→ **WHAT IS REQUIRED**
Copy out each line of the data holding "this".

------------------------------------

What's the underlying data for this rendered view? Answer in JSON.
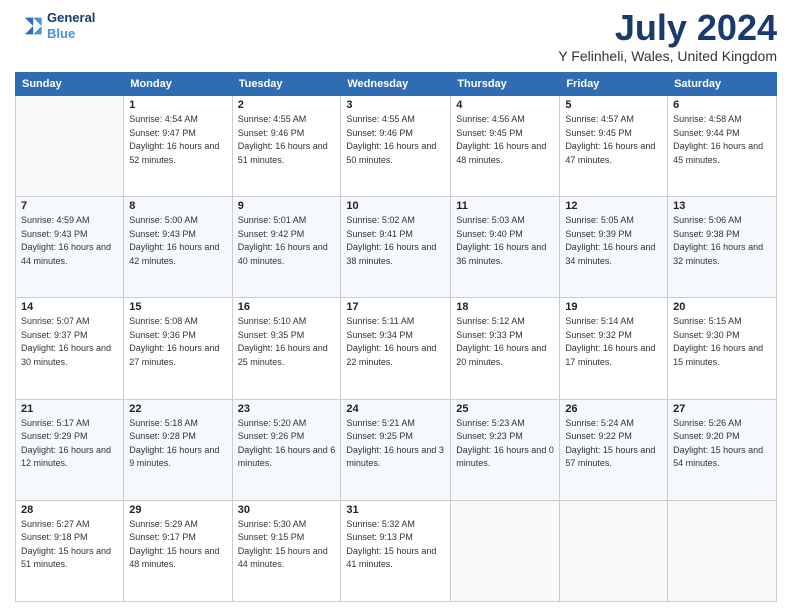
{
  "header": {
    "logo_line1": "General",
    "logo_line2": "Blue",
    "month": "July 2024",
    "location": "Y Felinheli, Wales, United Kingdom"
  },
  "weekdays": [
    "Sunday",
    "Monday",
    "Tuesday",
    "Wednesday",
    "Thursday",
    "Friday",
    "Saturday"
  ],
  "weeks": [
    [
      {
        "day": null,
        "sunrise": null,
        "sunset": null,
        "daylight": null
      },
      {
        "day": "1",
        "sunrise": "Sunrise: 4:54 AM",
        "sunset": "Sunset: 9:47 PM",
        "daylight": "Daylight: 16 hours and 52 minutes."
      },
      {
        "day": "2",
        "sunrise": "Sunrise: 4:55 AM",
        "sunset": "Sunset: 9:46 PM",
        "daylight": "Daylight: 16 hours and 51 minutes."
      },
      {
        "day": "3",
        "sunrise": "Sunrise: 4:55 AM",
        "sunset": "Sunset: 9:46 PM",
        "daylight": "Daylight: 16 hours and 50 minutes."
      },
      {
        "day": "4",
        "sunrise": "Sunrise: 4:56 AM",
        "sunset": "Sunset: 9:45 PM",
        "daylight": "Daylight: 16 hours and 48 minutes."
      },
      {
        "day": "5",
        "sunrise": "Sunrise: 4:57 AM",
        "sunset": "Sunset: 9:45 PM",
        "daylight": "Daylight: 16 hours and 47 minutes."
      },
      {
        "day": "6",
        "sunrise": "Sunrise: 4:58 AM",
        "sunset": "Sunset: 9:44 PM",
        "daylight": "Daylight: 16 hours and 45 minutes."
      }
    ],
    [
      {
        "day": "7",
        "sunrise": "Sunrise: 4:59 AM",
        "sunset": "Sunset: 9:43 PM",
        "daylight": "Daylight: 16 hours and 44 minutes."
      },
      {
        "day": "8",
        "sunrise": "Sunrise: 5:00 AM",
        "sunset": "Sunset: 9:43 PM",
        "daylight": "Daylight: 16 hours and 42 minutes."
      },
      {
        "day": "9",
        "sunrise": "Sunrise: 5:01 AM",
        "sunset": "Sunset: 9:42 PM",
        "daylight": "Daylight: 16 hours and 40 minutes."
      },
      {
        "day": "10",
        "sunrise": "Sunrise: 5:02 AM",
        "sunset": "Sunset: 9:41 PM",
        "daylight": "Daylight: 16 hours and 38 minutes."
      },
      {
        "day": "11",
        "sunrise": "Sunrise: 5:03 AM",
        "sunset": "Sunset: 9:40 PM",
        "daylight": "Daylight: 16 hours and 36 minutes."
      },
      {
        "day": "12",
        "sunrise": "Sunrise: 5:05 AM",
        "sunset": "Sunset: 9:39 PM",
        "daylight": "Daylight: 16 hours and 34 minutes."
      },
      {
        "day": "13",
        "sunrise": "Sunrise: 5:06 AM",
        "sunset": "Sunset: 9:38 PM",
        "daylight": "Daylight: 16 hours and 32 minutes."
      }
    ],
    [
      {
        "day": "14",
        "sunrise": "Sunrise: 5:07 AM",
        "sunset": "Sunset: 9:37 PM",
        "daylight": "Daylight: 16 hours and 30 minutes."
      },
      {
        "day": "15",
        "sunrise": "Sunrise: 5:08 AM",
        "sunset": "Sunset: 9:36 PM",
        "daylight": "Daylight: 16 hours and 27 minutes."
      },
      {
        "day": "16",
        "sunrise": "Sunrise: 5:10 AM",
        "sunset": "Sunset: 9:35 PM",
        "daylight": "Daylight: 16 hours and 25 minutes."
      },
      {
        "day": "17",
        "sunrise": "Sunrise: 5:11 AM",
        "sunset": "Sunset: 9:34 PM",
        "daylight": "Daylight: 16 hours and 22 minutes."
      },
      {
        "day": "18",
        "sunrise": "Sunrise: 5:12 AM",
        "sunset": "Sunset: 9:33 PM",
        "daylight": "Daylight: 16 hours and 20 minutes."
      },
      {
        "day": "19",
        "sunrise": "Sunrise: 5:14 AM",
        "sunset": "Sunset: 9:32 PM",
        "daylight": "Daylight: 16 hours and 17 minutes."
      },
      {
        "day": "20",
        "sunrise": "Sunrise: 5:15 AM",
        "sunset": "Sunset: 9:30 PM",
        "daylight": "Daylight: 16 hours and 15 minutes."
      }
    ],
    [
      {
        "day": "21",
        "sunrise": "Sunrise: 5:17 AM",
        "sunset": "Sunset: 9:29 PM",
        "daylight": "Daylight: 16 hours and 12 minutes."
      },
      {
        "day": "22",
        "sunrise": "Sunrise: 5:18 AM",
        "sunset": "Sunset: 9:28 PM",
        "daylight": "Daylight: 16 hours and 9 minutes."
      },
      {
        "day": "23",
        "sunrise": "Sunrise: 5:20 AM",
        "sunset": "Sunset: 9:26 PM",
        "daylight": "Daylight: 16 hours and 6 minutes."
      },
      {
        "day": "24",
        "sunrise": "Sunrise: 5:21 AM",
        "sunset": "Sunset: 9:25 PM",
        "daylight": "Daylight: 16 hours and 3 minutes."
      },
      {
        "day": "25",
        "sunrise": "Sunrise: 5:23 AM",
        "sunset": "Sunset: 9:23 PM",
        "daylight": "Daylight: 16 hours and 0 minutes."
      },
      {
        "day": "26",
        "sunrise": "Sunrise: 5:24 AM",
        "sunset": "Sunset: 9:22 PM",
        "daylight": "Daylight: 15 hours and 57 minutes."
      },
      {
        "day": "27",
        "sunrise": "Sunrise: 5:26 AM",
        "sunset": "Sunset: 9:20 PM",
        "daylight": "Daylight: 15 hours and 54 minutes."
      }
    ],
    [
      {
        "day": "28",
        "sunrise": "Sunrise: 5:27 AM",
        "sunset": "Sunset: 9:18 PM",
        "daylight": "Daylight: 15 hours and 51 minutes."
      },
      {
        "day": "29",
        "sunrise": "Sunrise: 5:29 AM",
        "sunset": "Sunset: 9:17 PM",
        "daylight": "Daylight: 15 hours and 48 minutes."
      },
      {
        "day": "30",
        "sunrise": "Sunrise: 5:30 AM",
        "sunset": "Sunset: 9:15 PM",
        "daylight": "Daylight: 15 hours and 44 minutes."
      },
      {
        "day": "31",
        "sunrise": "Sunrise: 5:32 AM",
        "sunset": "Sunset: 9:13 PM",
        "daylight": "Daylight: 15 hours and 41 minutes."
      },
      {
        "day": null,
        "sunrise": null,
        "sunset": null,
        "daylight": null
      },
      {
        "day": null,
        "sunrise": null,
        "sunset": null,
        "daylight": null
      },
      {
        "day": null,
        "sunrise": null,
        "sunset": null,
        "daylight": null
      }
    ]
  ]
}
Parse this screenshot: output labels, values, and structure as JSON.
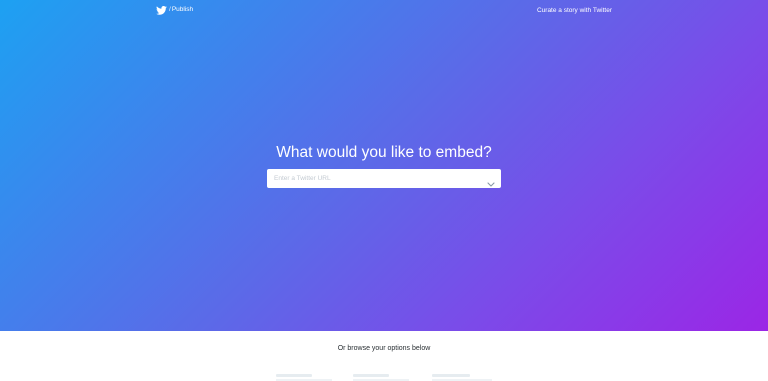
{
  "header": {
    "brand_separator": "/",
    "brand_label": "Publish",
    "curate_link": "Curate a story with Twitter"
  },
  "hero": {
    "headline": "What would you like to embed?",
    "url_input": {
      "placeholder": "Enter a Twitter URL",
      "value": ""
    }
  },
  "lower": {
    "browse_text": "Or browse your options below"
  },
  "icons": {
    "brand": "twitter-bird-icon",
    "dropdown": "chevron-down-icon"
  },
  "colors": {
    "gradient_start": "#1da1f2",
    "gradient_end": "#9b26e6",
    "text_on_hero": "#ffffff",
    "body_text": "#292f33"
  }
}
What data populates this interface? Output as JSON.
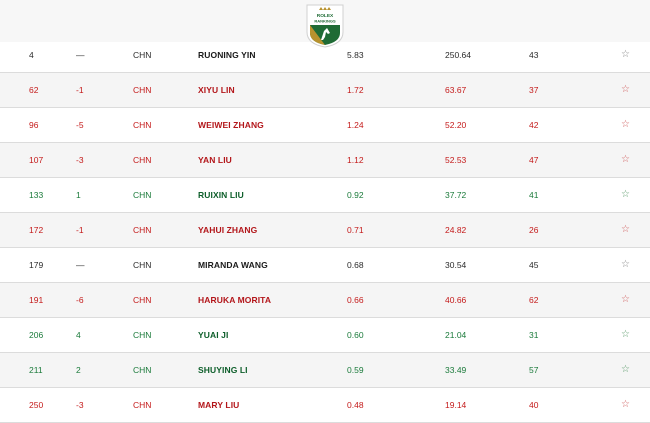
{
  "logo": {
    "brand": "ROLEX",
    "label": "RANKINGS"
  },
  "rows": [
    {
      "rank": "4",
      "move": "—",
      "country": "CHN",
      "name": "RUONING YIN",
      "avg": "5.83",
      "points": "250.64",
      "events": "43",
      "star": "☆",
      "trend": "same"
    },
    {
      "rank": "62",
      "move": "-1",
      "country": "CHN",
      "name": "XIYU LIN",
      "avg": "1.72",
      "points": "63.67",
      "events": "37",
      "star": "☆",
      "trend": "down"
    },
    {
      "rank": "96",
      "move": "-5",
      "country": "CHN",
      "name": "WEIWEI ZHANG",
      "avg": "1.24",
      "points": "52.20",
      "events": "42",
      "star": "☆",
      "trend": "down"
    },
    {
      "rank": "107",
      "move": "-3",
      "country": "CHN",
      "name": "YAN LIU",
      "avg": "1.12",
      "points": "52.53",
      "events": "47",
      "star": "☆",
      "trend": "down"
    },
    {
      "rank": "133",
      "move": "1",
      "country": "CHN",
      "name": "RUIXIN LIU",
      "avg": "0.92",
      "points": "37.72",
      "events": "41",
      "star": "☆",
      "trend": "up"
    },
    {
      "rank": "172",
      "move": "-1",
      "country": "CHN",
      "name": "YAHUI ZHANG",
      "avg": "0.71",
      "points": "24.82",
      "events": "26",
      "star": "☆",
      "trend": "down"
    },
    {
      "rank": "179",
      "move": "—",
      "country": "CHN",
      "name": "MIRANDA WANG",
      "avg": "0.68",
      "points": "30.54",
      "events": "45",
      "star": "☆",
      "trend": "same"
    },
    {
      "rank": "191",
      "move": "-6",
      "country": "CHN",
      "name": "HARUKA MORITA",
      "avg": "0.66",
      "points": "40.66",
      "events": "62",
      "star": "☆",
      "trend": "down"
    },
    {
      "rank": "206",
      "move": "4",
      "country": "CHN",
      "name": "YUAI JI",
      "avg": "0.60",
      "points": "21.04",
      "events": "31",
      "star": "☆",
      "trend": "up"
    },
    {
      "rank": "211",
      "move": "2",
      "country": "CHN",
      "name": "SHUYING LI",
      "avg": "0.59",
      "points": "33.49",
      "events": "57",
      "star": "☆",
      "trend": "up"
    },
    {
      "rank": "250",
      "move": "-3",
      "country": "CHN",
      "name": "MARY LIU",
      "avg": "0.48",
      "points": "19.14",
      "events": "40",
      "star": "☆",
      "trend": "down"
    }
  ]
}
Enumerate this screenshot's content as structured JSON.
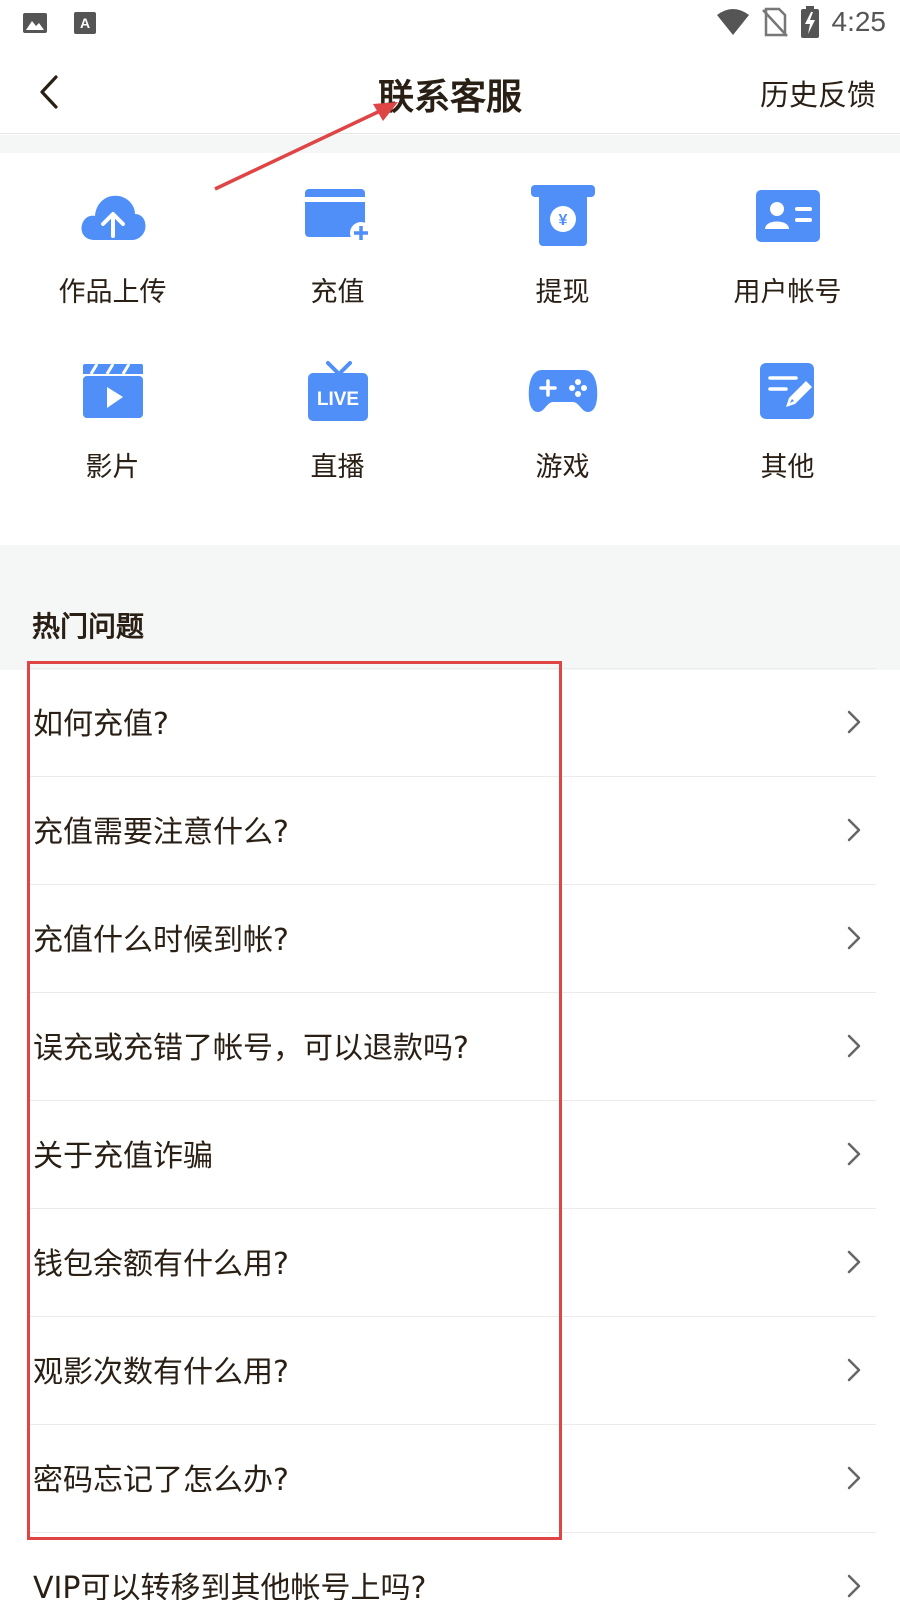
{
  "status_bar": {
    "time": "4:25",
    "icons": [
      "image-icon",
      "text-icon",
      "wifi-icon",
      "no-sim-icon",
      "battery-charging-icon"
    ]
  },
  "header": {
    "title": "联系客服",
    "right_link": "历史反馈",
    "back_icon": "chevron-left-icon"
  },
  "categories": [
    {
      "label": "作品上传",
      "icon": "cloud-upload-icon"
    },
    {
      "label": "充值",
      "icon": "card-add-icon"
    },
    {
      "label": "提现",
      "icon": "withdraw-icon"
    },
    {
      "label": "用户帐号",
      "icon": "id-card-icon"
    },
    {
      "label": "影片",
      "icon": "clapperboard-icon"
    },
    {
      "label": "直播",
      "icon": "live-tv-icon",
      "badge": "LIVE"
    },
    {
      "label": "游戏",
      "icon": "gamepad-icon"
    },
    {
      "label": "其他",
      "icon": "edit-note-icon"
    }
  ],
  "hot_questions": {
    "title": "热门问题",
    "items": [
      "如何充值?",
      "充值需要注意什么?",
      "充值什么时候到帐?",
      "误充或充错了帐号，可以退款吗?",
      "关于充值诈骗",
      "钱包余额有什么用?",
      "观影次数有什么用?",
      "密码忘记了怎么办?",
      "VIP可以转移到其他帐号上吗?"
    ]
  },
  "colors": {
    "accent_blue": "#4f8ff7",
    "annotation_red": "#e04545",
    "text_dark": "#2a1f14",
    "section_bg": "#f5f6f6"
  }
}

------------------------------------

→ **EXPECTED ANSWER**
What's the underlying data for this rendered view? Answer in JSON.
Parse this screenshot: output labels, values, and structure as JSON.
What data populates this interface? Output as JSON.
Enumerate this screenshot's content as structured JSON.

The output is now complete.